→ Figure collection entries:
======

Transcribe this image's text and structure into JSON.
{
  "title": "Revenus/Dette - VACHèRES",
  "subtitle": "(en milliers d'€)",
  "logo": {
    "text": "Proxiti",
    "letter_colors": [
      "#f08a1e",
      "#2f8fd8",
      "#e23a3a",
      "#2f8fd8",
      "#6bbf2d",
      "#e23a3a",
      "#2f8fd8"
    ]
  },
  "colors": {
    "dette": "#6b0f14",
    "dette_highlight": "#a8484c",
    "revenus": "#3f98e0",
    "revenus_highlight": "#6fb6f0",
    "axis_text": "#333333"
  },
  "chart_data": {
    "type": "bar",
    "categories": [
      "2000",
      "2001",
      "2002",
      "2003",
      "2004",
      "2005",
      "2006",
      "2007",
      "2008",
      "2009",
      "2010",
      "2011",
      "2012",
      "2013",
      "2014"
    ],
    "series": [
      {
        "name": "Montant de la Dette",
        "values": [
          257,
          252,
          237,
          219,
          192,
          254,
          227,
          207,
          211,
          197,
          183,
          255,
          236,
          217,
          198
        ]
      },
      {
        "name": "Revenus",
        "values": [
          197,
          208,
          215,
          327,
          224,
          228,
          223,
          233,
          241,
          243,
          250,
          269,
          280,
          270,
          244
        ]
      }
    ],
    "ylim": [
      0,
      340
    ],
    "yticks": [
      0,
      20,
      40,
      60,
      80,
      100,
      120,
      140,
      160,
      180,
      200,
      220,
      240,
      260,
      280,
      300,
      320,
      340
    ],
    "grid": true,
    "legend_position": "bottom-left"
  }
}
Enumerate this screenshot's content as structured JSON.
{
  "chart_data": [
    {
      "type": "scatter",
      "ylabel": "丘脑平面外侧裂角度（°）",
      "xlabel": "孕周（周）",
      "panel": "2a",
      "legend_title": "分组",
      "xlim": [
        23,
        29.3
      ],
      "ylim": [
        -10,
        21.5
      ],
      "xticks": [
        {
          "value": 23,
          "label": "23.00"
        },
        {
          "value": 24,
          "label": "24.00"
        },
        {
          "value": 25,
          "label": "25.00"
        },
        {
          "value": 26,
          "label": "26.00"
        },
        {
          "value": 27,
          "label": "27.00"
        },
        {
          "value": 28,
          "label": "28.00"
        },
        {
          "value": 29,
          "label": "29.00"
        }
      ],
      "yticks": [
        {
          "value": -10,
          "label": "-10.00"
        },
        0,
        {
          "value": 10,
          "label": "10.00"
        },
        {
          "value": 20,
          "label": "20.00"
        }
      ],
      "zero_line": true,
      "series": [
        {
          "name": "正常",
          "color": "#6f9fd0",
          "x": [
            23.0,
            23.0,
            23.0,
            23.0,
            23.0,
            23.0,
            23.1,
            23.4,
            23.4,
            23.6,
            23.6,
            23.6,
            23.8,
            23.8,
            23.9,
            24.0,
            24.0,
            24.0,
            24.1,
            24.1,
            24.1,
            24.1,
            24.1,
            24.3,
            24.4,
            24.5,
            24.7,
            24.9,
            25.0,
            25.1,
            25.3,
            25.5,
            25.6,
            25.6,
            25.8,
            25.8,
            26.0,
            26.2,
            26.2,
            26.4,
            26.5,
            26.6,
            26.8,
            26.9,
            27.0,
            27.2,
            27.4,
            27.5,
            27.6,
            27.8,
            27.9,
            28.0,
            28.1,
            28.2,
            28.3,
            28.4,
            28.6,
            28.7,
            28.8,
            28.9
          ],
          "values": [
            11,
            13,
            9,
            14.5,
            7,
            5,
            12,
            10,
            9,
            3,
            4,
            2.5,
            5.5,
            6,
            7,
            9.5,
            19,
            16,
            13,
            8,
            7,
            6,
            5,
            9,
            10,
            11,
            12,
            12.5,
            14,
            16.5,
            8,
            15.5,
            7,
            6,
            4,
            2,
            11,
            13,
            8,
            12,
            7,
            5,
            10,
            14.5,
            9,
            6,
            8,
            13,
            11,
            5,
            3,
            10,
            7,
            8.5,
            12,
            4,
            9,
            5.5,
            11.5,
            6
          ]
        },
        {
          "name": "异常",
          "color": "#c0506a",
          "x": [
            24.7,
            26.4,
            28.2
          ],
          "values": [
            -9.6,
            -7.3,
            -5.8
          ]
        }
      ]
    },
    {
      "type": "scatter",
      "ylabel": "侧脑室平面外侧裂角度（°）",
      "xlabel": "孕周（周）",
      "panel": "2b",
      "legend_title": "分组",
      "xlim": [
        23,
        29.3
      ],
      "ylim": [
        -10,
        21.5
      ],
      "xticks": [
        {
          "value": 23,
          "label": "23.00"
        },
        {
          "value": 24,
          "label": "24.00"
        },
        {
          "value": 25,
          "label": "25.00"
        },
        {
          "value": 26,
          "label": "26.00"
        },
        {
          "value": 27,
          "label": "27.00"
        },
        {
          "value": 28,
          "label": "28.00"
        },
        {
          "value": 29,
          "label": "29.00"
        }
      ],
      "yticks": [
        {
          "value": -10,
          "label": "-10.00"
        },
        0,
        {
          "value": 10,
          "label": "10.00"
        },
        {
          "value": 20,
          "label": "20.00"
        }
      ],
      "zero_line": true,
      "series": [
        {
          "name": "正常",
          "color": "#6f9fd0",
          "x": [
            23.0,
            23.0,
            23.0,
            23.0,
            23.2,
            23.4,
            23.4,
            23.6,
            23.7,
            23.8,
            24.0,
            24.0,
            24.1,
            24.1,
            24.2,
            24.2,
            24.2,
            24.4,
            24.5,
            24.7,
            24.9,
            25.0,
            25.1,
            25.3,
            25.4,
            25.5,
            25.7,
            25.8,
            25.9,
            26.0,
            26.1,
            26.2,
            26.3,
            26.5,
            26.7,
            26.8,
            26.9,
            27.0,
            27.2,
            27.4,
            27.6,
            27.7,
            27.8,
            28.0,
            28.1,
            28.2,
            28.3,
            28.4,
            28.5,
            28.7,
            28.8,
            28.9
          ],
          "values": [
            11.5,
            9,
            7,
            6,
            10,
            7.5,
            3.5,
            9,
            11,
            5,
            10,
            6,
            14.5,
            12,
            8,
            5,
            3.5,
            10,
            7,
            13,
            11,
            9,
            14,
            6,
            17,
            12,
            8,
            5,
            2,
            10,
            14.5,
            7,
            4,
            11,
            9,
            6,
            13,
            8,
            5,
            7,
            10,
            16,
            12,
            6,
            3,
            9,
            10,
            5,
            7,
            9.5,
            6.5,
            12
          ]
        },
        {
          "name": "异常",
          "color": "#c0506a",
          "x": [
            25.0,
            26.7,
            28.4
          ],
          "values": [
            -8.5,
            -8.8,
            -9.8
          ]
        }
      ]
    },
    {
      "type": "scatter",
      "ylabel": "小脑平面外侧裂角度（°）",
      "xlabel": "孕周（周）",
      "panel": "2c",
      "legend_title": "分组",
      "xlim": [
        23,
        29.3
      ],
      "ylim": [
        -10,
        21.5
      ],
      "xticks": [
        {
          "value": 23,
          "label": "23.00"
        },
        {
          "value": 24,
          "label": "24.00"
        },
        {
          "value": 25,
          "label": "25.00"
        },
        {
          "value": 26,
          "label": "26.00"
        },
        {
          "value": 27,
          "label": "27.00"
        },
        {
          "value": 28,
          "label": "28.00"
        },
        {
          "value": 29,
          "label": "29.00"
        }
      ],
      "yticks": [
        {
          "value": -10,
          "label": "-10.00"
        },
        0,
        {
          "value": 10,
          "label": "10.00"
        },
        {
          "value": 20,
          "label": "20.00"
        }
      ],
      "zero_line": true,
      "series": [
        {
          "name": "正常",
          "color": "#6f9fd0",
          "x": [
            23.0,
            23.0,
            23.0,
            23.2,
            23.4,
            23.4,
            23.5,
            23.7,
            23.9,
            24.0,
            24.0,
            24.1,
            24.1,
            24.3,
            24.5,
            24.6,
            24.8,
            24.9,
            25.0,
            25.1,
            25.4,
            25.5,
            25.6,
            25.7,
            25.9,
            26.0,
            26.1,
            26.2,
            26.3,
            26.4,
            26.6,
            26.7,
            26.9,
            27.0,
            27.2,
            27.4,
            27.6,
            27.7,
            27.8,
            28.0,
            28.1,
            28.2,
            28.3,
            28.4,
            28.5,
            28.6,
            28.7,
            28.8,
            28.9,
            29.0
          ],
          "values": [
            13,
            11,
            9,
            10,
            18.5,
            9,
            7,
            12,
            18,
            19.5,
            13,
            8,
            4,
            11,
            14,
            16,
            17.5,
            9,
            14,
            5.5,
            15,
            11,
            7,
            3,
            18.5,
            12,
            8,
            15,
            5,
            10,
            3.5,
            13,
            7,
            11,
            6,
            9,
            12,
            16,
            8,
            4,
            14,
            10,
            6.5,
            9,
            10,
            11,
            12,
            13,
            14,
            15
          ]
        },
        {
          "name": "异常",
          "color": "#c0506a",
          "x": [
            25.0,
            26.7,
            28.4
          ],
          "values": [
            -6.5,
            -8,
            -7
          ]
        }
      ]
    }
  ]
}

======

→ Exercise details:
Track down every line of the material containing the string "this", and copy it.

→ Written response:
Transcribe this image's text and structure into JSON.
Enumerate this screenshot's content as structured JSON.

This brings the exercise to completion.